GOAL: Pull out every line with the word "Height".

(Collection entries)

--- --- ---

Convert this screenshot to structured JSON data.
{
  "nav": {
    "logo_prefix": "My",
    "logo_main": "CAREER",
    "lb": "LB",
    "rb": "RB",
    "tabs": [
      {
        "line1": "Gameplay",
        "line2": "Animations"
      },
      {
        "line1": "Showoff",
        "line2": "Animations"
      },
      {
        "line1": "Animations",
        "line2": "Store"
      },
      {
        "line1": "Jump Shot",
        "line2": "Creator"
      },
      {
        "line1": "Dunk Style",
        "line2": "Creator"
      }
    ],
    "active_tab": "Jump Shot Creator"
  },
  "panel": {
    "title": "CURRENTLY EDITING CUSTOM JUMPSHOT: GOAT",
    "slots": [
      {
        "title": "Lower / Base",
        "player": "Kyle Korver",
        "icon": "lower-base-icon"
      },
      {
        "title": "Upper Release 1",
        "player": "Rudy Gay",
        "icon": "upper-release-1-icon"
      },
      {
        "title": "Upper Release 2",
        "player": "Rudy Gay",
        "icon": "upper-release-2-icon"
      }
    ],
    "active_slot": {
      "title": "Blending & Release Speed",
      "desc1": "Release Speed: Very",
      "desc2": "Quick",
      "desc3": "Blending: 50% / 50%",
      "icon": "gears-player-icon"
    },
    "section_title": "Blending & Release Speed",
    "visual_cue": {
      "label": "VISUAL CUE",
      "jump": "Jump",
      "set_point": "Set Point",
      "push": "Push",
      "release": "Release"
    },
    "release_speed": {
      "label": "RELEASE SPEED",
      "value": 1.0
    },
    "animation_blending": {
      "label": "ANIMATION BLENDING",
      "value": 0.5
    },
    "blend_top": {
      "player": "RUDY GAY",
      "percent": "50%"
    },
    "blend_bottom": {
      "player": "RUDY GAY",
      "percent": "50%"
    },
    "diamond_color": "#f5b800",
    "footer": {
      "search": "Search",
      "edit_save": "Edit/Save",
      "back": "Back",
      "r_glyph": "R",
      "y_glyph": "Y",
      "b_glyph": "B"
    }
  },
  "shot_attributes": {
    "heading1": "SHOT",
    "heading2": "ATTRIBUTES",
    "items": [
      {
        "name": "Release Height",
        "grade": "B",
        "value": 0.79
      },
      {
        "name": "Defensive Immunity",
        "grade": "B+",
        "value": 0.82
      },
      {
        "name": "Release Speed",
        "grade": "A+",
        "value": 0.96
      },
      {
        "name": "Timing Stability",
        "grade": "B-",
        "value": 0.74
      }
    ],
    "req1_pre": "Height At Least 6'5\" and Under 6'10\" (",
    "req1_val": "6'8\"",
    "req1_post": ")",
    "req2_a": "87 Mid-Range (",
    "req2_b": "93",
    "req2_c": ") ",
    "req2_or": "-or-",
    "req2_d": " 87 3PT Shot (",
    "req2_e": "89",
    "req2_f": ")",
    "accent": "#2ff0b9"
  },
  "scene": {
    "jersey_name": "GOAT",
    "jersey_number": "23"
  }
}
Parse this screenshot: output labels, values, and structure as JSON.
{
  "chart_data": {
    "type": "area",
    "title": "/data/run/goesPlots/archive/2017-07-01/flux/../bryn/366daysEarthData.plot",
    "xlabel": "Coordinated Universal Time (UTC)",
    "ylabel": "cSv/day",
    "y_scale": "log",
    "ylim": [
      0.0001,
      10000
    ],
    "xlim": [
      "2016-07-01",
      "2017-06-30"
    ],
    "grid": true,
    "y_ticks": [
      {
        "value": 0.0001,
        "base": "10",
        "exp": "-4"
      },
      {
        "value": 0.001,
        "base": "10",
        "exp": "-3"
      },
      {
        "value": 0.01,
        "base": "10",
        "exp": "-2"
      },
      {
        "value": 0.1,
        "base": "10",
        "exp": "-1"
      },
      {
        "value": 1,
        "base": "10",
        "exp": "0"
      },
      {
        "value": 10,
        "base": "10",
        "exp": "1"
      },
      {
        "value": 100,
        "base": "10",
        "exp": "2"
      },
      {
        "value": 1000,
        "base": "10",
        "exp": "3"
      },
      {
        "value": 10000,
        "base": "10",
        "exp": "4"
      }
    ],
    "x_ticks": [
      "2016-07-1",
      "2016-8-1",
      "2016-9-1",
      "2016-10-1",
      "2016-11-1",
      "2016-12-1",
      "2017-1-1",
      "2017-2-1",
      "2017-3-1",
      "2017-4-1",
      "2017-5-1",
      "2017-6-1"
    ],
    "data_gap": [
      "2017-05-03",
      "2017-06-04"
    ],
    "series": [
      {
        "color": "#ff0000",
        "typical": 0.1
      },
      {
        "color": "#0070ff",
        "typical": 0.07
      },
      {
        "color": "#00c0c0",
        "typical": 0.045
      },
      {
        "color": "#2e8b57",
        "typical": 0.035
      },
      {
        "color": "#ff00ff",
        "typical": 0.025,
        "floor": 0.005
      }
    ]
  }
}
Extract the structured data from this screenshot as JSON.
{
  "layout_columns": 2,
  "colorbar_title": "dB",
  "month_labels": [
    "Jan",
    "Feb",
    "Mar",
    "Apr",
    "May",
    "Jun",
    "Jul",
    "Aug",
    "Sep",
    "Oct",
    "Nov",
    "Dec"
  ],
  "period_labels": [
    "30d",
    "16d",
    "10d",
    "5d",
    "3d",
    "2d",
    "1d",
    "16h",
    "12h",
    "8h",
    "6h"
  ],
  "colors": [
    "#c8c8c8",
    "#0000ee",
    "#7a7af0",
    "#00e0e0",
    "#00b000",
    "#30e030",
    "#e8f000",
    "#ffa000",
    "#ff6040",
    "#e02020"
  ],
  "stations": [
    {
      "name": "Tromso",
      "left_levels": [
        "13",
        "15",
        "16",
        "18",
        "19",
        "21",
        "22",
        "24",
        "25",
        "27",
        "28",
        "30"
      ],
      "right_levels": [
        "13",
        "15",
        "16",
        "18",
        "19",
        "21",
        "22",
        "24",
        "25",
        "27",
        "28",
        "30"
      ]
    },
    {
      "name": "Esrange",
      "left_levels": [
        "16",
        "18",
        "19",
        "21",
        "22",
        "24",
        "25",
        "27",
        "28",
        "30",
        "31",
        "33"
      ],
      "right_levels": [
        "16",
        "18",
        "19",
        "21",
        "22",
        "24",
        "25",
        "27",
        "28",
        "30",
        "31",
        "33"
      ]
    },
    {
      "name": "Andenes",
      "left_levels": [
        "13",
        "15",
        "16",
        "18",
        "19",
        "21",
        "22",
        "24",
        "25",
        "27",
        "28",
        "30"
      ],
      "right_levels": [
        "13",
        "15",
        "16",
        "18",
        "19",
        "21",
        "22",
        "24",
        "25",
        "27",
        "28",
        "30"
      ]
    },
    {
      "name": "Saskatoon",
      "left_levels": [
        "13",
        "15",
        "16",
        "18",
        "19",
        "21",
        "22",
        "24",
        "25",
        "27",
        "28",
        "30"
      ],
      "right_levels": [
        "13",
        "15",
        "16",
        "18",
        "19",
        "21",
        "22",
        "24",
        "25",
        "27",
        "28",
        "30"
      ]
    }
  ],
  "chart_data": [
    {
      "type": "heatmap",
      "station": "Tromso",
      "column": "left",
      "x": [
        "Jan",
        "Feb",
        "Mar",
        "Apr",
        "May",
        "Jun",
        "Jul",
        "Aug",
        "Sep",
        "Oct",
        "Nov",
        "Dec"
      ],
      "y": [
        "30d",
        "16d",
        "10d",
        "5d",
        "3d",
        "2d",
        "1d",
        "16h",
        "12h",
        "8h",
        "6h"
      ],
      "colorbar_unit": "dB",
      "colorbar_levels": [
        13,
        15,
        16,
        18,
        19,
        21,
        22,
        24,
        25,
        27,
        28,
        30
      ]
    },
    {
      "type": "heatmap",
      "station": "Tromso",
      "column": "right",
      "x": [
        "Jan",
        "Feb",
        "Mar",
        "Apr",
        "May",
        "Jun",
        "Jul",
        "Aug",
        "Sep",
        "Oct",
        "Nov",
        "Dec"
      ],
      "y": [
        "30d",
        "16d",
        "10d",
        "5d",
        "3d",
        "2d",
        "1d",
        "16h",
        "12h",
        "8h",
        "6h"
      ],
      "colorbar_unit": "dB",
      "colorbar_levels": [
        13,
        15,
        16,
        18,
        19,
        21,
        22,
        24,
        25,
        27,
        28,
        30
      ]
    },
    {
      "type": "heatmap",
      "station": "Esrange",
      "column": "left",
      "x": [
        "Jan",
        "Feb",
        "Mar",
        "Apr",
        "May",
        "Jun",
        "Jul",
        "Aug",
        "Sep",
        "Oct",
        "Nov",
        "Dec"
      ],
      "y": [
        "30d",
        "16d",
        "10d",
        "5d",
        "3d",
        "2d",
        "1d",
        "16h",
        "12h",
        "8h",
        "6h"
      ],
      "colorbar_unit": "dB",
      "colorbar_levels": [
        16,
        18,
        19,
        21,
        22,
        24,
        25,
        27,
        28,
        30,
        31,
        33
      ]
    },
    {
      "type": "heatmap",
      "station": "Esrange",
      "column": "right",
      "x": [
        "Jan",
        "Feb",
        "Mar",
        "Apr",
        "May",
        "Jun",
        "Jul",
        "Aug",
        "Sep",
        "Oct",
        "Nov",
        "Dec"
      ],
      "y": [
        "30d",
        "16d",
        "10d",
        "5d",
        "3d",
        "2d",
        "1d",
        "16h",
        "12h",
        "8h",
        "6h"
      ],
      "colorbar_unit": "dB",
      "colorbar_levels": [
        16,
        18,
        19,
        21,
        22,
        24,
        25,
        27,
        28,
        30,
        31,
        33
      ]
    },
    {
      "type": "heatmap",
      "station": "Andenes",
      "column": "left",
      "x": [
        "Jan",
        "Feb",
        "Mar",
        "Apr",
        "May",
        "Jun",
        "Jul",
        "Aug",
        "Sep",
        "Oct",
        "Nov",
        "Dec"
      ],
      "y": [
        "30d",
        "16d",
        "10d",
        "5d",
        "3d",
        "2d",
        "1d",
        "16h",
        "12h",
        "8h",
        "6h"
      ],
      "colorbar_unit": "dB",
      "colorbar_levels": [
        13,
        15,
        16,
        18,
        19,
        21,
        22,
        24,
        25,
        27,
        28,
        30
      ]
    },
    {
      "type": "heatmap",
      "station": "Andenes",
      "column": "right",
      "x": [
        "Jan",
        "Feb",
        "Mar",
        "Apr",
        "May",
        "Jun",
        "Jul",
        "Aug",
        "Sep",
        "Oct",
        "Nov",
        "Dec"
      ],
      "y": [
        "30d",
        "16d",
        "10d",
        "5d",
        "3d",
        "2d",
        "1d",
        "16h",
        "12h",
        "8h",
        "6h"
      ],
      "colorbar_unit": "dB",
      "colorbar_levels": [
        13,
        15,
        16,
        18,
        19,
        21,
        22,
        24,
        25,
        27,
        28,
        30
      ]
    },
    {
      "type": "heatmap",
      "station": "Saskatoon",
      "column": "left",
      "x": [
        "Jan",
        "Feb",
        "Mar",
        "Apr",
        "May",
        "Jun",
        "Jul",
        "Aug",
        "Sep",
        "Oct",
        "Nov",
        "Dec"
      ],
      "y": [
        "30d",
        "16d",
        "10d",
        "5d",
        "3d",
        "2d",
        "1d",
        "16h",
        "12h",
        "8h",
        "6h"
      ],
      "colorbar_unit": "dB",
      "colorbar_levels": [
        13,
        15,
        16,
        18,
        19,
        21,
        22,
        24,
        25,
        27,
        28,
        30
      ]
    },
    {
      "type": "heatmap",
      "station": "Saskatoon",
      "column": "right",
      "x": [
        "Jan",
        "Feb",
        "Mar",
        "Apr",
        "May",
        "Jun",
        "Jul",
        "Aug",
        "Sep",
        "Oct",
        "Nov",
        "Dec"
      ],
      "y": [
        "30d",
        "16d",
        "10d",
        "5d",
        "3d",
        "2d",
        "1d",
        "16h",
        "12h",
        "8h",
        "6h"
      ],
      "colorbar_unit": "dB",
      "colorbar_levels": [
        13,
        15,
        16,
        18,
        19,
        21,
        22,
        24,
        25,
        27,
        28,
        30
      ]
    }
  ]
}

--- --- ---

THE RESPONSE:
        "name": "Release Height",
    "req1_pre": "Height At Least 6'5\" and Under 6'10\" (",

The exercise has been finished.